Start Materials provided
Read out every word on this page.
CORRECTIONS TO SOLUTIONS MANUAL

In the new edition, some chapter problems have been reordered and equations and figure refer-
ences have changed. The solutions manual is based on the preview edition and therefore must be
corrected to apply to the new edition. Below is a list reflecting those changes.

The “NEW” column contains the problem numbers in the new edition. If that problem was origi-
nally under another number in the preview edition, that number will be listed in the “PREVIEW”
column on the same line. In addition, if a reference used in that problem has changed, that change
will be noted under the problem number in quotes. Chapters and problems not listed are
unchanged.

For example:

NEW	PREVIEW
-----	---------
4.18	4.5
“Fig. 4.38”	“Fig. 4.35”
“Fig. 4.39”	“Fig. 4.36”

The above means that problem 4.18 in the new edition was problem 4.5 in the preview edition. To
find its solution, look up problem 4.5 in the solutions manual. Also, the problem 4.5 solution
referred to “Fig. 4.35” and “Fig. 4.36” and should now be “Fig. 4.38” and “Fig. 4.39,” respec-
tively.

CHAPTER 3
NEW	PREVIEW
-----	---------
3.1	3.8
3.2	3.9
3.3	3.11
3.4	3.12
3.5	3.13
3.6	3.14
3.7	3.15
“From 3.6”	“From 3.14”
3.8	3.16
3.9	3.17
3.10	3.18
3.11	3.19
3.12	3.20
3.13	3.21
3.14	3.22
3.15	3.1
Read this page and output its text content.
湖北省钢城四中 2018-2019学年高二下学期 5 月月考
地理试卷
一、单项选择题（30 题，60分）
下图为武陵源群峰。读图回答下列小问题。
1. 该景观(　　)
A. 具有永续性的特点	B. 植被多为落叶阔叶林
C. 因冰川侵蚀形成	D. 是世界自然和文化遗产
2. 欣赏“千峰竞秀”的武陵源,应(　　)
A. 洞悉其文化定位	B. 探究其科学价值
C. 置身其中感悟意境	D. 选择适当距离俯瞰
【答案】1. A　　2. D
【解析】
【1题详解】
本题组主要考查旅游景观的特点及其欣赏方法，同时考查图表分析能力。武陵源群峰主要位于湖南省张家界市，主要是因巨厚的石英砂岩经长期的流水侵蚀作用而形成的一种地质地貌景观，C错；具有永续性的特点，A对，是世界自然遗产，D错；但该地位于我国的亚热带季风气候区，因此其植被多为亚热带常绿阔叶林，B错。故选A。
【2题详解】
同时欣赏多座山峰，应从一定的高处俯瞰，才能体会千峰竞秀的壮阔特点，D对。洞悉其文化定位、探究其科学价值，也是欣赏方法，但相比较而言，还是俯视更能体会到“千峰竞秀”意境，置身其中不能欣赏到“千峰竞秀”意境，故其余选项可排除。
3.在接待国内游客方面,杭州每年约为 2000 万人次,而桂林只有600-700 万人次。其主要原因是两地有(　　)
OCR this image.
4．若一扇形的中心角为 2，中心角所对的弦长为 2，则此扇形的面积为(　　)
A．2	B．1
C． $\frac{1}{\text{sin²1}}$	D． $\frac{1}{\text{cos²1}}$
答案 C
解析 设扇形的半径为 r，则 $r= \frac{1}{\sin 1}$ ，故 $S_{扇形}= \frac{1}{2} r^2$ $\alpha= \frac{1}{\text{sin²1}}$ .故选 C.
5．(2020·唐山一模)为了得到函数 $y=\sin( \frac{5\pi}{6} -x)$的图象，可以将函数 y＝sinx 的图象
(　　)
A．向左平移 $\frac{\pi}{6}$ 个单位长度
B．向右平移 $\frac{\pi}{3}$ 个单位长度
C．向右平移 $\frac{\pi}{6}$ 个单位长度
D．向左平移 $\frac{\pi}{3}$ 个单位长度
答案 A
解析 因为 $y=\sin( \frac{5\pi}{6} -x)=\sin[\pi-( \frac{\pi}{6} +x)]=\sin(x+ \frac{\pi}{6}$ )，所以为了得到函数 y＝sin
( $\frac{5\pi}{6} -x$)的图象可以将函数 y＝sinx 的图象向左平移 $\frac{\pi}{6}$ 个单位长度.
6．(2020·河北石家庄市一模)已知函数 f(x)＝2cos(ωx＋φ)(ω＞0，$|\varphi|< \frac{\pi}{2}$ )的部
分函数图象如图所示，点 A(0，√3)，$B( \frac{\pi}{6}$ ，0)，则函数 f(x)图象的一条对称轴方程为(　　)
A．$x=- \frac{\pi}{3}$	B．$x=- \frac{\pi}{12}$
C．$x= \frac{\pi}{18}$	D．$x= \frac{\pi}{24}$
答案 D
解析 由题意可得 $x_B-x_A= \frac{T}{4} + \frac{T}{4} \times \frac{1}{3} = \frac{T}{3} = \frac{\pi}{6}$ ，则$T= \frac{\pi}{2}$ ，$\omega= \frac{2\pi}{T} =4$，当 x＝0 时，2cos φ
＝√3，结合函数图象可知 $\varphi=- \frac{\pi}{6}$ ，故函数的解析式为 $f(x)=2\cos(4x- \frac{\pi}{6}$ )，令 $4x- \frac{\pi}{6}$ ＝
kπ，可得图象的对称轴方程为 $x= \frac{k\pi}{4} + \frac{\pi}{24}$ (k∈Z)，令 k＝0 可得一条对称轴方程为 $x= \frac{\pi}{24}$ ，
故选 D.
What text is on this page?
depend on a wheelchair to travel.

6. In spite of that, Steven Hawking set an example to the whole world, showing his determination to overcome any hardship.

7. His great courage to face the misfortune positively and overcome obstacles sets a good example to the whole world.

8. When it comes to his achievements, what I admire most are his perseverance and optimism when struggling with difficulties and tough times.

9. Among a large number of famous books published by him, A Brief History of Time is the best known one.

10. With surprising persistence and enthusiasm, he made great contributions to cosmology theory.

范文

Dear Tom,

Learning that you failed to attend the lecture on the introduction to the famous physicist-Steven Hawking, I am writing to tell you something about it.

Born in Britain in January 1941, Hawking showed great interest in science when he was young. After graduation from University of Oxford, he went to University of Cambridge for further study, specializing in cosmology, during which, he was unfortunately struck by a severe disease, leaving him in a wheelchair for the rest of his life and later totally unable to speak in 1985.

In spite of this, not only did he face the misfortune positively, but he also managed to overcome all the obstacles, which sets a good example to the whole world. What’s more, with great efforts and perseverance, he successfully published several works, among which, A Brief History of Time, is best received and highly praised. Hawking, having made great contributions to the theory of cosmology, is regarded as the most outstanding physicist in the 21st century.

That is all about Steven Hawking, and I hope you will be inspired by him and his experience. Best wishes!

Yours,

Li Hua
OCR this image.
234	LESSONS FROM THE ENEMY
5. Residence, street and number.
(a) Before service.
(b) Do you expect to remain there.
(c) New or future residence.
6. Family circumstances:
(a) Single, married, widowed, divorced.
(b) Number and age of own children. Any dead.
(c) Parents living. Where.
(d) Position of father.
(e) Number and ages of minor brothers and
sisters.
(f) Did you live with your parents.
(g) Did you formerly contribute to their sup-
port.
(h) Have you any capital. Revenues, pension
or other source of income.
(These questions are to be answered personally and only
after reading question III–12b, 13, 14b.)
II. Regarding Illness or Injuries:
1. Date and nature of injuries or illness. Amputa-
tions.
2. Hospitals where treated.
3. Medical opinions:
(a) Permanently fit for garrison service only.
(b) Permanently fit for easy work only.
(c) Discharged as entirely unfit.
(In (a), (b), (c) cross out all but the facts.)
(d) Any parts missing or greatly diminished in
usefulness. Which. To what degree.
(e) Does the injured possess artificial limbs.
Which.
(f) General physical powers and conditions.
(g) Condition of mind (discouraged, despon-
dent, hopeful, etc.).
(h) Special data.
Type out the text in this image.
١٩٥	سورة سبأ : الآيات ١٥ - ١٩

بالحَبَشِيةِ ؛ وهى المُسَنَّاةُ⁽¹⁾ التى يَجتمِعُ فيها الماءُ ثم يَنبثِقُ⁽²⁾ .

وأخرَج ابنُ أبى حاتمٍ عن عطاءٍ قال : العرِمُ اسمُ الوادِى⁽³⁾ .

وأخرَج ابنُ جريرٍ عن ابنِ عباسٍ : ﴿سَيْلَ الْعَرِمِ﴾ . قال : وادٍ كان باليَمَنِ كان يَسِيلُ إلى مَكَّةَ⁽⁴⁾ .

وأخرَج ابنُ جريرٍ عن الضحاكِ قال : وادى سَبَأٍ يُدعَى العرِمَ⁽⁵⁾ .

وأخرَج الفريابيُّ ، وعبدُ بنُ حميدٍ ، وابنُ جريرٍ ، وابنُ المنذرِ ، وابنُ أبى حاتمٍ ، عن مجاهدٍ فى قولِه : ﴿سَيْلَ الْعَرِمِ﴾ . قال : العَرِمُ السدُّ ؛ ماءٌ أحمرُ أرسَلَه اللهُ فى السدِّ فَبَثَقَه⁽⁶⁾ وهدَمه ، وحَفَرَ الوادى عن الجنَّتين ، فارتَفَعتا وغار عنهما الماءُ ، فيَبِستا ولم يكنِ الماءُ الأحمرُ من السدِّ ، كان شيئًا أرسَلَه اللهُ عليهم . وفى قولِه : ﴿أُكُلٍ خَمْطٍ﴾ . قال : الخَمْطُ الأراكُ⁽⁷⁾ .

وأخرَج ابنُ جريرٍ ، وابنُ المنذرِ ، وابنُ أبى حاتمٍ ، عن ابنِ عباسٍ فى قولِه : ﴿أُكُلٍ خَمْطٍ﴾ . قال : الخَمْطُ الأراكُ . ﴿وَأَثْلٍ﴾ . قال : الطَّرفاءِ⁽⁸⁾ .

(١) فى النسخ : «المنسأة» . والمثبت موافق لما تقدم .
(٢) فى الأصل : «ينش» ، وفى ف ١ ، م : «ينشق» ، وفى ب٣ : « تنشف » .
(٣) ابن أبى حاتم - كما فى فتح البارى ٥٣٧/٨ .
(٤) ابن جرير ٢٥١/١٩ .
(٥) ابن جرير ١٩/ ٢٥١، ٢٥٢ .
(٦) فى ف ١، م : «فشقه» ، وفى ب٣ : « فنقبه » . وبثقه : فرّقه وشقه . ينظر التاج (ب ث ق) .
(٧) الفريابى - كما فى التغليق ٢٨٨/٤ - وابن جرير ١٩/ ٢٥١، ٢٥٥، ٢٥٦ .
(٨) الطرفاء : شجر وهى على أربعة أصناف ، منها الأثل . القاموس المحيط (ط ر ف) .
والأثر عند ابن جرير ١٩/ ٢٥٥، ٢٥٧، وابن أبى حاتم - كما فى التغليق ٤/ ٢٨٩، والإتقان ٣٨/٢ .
End Materials provided
What is being asked:
Each line with the string "العر" in it needs to be found and copied.

Finished answer:
وأخرَج ابنُ أبى حاتمٍ عن عطاءٍ قال : العرِمُ اسمُ الوادِى⁽³⁾ .
وأخرَج ابنُ جريرٍ عن الضحاكِ قال : وادى سَبَأٍ يُدعَى العرِمَ⁽⁵⁾ .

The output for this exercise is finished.